» Supplied material
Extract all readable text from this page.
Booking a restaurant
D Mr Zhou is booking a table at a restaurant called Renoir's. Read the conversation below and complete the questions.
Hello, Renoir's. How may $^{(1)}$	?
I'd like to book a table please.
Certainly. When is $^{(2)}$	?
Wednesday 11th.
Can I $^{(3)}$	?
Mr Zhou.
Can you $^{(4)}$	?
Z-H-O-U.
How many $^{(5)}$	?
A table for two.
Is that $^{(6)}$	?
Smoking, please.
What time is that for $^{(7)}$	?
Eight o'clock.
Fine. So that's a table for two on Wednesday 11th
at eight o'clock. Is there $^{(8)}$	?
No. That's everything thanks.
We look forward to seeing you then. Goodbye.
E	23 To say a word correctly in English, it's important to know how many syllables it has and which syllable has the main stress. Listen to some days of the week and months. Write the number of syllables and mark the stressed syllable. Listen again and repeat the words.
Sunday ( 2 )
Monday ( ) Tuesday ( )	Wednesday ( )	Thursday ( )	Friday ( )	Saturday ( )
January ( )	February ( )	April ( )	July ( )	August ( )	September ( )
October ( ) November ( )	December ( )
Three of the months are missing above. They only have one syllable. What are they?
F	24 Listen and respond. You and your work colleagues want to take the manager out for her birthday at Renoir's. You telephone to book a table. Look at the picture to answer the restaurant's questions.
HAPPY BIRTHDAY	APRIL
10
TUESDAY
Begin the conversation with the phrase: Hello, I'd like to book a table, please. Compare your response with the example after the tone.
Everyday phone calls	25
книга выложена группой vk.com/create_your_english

» Exercise goal
Read the entries and select each line where the word "please" is found.

» Task response
I'd like to book a table please.
Smoking, please.
Begin the conversation with the phrase: Hello, I'd like to book a table, please. Compare your response with the example after the tone.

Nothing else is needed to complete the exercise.